/---

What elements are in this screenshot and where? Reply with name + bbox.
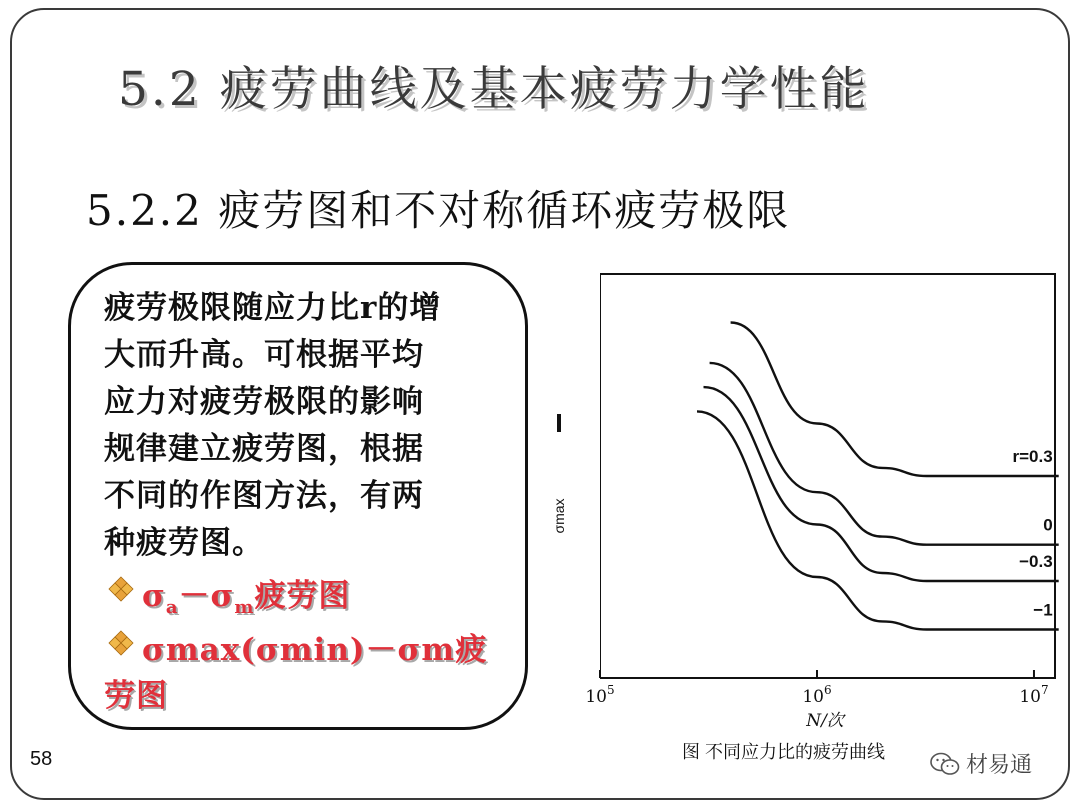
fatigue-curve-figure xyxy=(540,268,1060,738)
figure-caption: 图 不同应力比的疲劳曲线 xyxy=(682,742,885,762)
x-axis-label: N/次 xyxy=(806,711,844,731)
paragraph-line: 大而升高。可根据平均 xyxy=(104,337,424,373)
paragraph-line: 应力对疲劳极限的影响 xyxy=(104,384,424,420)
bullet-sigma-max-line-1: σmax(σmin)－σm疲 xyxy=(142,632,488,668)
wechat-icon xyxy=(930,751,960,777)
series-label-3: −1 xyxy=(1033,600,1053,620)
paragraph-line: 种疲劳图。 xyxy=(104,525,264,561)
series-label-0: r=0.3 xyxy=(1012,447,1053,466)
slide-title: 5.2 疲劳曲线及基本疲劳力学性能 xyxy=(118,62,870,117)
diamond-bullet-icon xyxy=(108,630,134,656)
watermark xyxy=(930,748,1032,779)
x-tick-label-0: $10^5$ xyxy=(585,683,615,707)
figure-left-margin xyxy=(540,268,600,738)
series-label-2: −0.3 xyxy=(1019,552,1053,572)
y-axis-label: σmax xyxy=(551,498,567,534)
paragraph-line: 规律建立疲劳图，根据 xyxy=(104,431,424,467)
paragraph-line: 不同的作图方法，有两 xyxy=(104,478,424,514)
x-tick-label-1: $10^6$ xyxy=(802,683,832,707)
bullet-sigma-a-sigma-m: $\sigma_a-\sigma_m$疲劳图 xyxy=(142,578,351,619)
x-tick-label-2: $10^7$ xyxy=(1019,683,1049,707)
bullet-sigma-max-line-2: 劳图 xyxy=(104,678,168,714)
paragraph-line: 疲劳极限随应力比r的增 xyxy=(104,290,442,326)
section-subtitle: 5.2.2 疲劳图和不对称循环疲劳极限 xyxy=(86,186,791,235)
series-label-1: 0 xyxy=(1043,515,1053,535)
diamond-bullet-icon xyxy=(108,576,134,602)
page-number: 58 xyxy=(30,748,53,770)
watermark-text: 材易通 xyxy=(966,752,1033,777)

\---

* Given problem
Reproduce every line of the material above without any changes, leaving out the picture.

* Response
What elements are in this screenshot and where? Reply with name + bbox.
fatigue-curve-figure xyxy=(540,268,1060,738)
figure-caption: 图 不同应力比的疲劳曲线 xyxy=(682,742,885,762)
x-axis-label: N/次 xyxy=(806,711,844,731)
paragraph-line: 大而升高。可根据平均 xyxy=(104,337,424,373)
paragraph-line: 应力对疲劳极限的影响 xyxy=(104,384,424,420)
bullet-sigma-max-line-1: σmax(σmin)－σm疲 xyxy=(142,632,488,668)
wechat-icon xyxy=(930,751,960,777)
series-label-3: −1 xyxy=(1033,600,1053,620)
paragraph-line: 种疲劳图。 xyxy=(104,525,264,561)
series-label-0: r=0.3 xyxy=(1012,447,1053,466)
slide-title: 5.2 疲劳曲线及基本疲劳力学性能 xyxy=(118,62,870,117)
diamond-bullet-icon xyxy=(108,630,134,656)
watermark xyxy=(930,748,1032,779)
x-tick-label-0: $10^5$ xyxy=(585,683,615,707)
figure-left-margin xyxy=(540,268,600,738)
series-label-2: −0.3 xyxy=(1019,552,1053,572)
y-axis-label: σmax xyxy=(551,498,567,534)
paragraph-line: 规律建立疲劳图，根据 xyxy=(104,431,424,467)
paragraph-line: 不同的作图方法，有两 xyxy=(104,478,424,514)
x-tick-label-1: $10^6$ xyxy=(802,683,832,707)
bullet-sigma-a-sigma-m: $\sigma_a-\sigma_m$疲劳图 xyxy=(142,578,351,619)
x-tick-label-2: $10^7$ xyxy=(1019,683,1049,707)
bullet-sigma-max-line-2: 劳图 xyxy=(104,678,168,714)
paragraph-line: 疲劳极限随应力比r的增 xyxy=(104,290,442,326)
section-subtitle: 5.2.2 疲劳图和不对称循环疲劳极限 xyxy=(86,186,791,235)
series-label-1: 0 xyxy=(1043,515,1053,535)
diamond-bullet-icon xyxy=(108,576,134,602)
page-number: 58 xyxy=(30,748,53,770)
watermark-text: 材易通 xyxy=(966,752,1033,777)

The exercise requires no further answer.